**RECORDS FOR THE TASK**
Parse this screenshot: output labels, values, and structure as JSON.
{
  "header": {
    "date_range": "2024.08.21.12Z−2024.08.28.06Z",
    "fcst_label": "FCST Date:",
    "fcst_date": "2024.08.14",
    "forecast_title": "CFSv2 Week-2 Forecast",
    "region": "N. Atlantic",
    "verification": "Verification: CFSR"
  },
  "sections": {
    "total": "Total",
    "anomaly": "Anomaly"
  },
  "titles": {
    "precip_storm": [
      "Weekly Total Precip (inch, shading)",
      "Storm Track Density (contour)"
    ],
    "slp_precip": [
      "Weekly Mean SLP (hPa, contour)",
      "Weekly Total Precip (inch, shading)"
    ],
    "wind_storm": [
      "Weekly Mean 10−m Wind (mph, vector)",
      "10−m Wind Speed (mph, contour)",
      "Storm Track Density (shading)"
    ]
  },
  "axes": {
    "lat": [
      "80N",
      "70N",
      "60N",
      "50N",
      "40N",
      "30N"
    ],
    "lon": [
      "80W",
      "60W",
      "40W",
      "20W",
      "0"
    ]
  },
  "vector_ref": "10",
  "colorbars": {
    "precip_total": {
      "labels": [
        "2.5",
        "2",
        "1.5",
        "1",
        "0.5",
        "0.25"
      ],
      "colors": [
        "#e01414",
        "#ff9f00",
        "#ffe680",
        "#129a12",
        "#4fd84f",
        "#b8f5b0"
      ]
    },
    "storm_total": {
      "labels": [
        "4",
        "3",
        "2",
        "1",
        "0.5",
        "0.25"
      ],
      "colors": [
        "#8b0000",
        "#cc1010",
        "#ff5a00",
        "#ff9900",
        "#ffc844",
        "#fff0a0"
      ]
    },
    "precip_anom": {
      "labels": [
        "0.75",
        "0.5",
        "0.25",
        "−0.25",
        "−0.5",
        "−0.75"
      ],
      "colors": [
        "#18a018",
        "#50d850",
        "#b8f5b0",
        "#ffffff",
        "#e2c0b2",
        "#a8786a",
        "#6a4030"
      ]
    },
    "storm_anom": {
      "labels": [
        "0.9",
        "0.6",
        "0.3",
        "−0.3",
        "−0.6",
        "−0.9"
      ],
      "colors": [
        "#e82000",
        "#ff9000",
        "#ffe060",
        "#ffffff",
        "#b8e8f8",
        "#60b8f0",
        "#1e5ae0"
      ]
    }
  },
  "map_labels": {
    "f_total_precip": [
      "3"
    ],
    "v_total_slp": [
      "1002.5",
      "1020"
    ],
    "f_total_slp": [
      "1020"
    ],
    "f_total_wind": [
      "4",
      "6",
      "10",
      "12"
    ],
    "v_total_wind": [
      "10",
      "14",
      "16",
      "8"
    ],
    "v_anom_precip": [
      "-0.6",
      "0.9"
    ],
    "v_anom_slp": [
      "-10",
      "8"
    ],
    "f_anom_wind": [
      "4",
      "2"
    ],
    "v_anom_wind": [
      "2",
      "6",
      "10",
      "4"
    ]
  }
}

**WHAT YOU NEED TO DO**
Write out the entries above word for word.

**RESULT FOR THIS TASK**
Parse this screenshot: output labels, values, and structure as JSON.
{
  "header": {
    "date_range": "2024.08.21.12Z−2024.08.28.06Z",
    "fcst_label": "FCST Date:",
    "fcst_date": "2024.08.14",
    "forecast_title": "CFSv2 Week-2 Forecast",
    "region": "N. Atlantic",
    "verification": "Verification: CFSR"
  },
  "sections": {
    "total": "Total",
    "anomaly": "Anomaly"
  },
  "titles": {
    "precip_storm": [
      "Weekly Total Precip (inch, shading)",
      "Storm Track Density (contour)"
    ],
    "slp_precip": [
      "Weekly Mean SLP (hPa, contour)",
      "Weekly Total Precip (inch, shading)"
    ],
    "wind_storm": [
      "Weekly Mean 10−m Wind (mph, vector)",
      "10−m Wind Speed (mph, contour)",
      "Storm Track Density (shading)"
    ]
  },
  "axes": {
    "lat": [
      "80N",
      "70N",
      "60N",
      "50N",
      "40N",
      "30N"
    ],
    "lon": [
      "80W",
      "60W",
      "40W",
      "20W",
      "0"
    ]
  },
  "vector_ref": "10",
  "colorbars": {
    "precip_total": {
      "labels": [
        "2.5",
        "2",
        "1.5",
        "1",
        "0.5",
        "0.25"
      ],
      "colors": [
        "#e01414",
        "#ff9f00",
        "#ffe680",
        "#129a12",
        "#4fd84f",
        "#b8f5b0"
      ]
    },
    "storm_total": {
      "labels": [
        "4",
        "3",
        "2",
        "1",
        "0.5",
        "0.25"
      ],
      "colors": [
        "#8b0000",
        "#cc1010",
        "#ff5a00",
        "#ff9900",
        "#ffc844",
        "#fff0a0"
      ]
    },
    "precip_anom": {
      "labels": [
        "0.75",
        "0.5",
        "0.25",
        "−0.25",
        "−0.5",
        "−0.75"
      ],
      "colors": [
        "#18a018",
        "#50d850",
        "#b8f5b0",
        "#ffffff",
        "#e2c0b2",
        "#a8786a",
        "#6a4030"
      ]
    },
    "storm_anom": {
      "labels": [
        "0.9",
        "0.6",
        "0.3",
        "−0.3",
        "−0.6",
        "−0.9"
      ],
      "colors": [
        "#e82000",
        "#ff9000",
        "#ffe060",
        "#ffffff",
        "#b8e8f8",
        "#60b8f0",
        "#1e5ae0"
      ]
    }
  },
  "map_labels": {
    "f_total_precip": [
      "3"
    ],
    "v_total_slp": [
      "1002.5",
      "1020"
    ],
    "f_total_slp": [
      "1020"
    ],
    "f_total_wind": [
      "4",
      "6",
      "10",
      "12"
    ],
    "v_total_wind": [
      "10",
      "14",
      "16",
      "8"
    ],
    "v_anom_precip": [
      "-0.6",
      "0.9"
    ],
    "v_anom_slp": [
      "-10",
      "8"
    ],
    "f_anom_wind": [
      "4",
      "2"
    ],
    "v_anom_wind": [
      "2",
      "6",
      "10",
      "4"
    ]
  }
}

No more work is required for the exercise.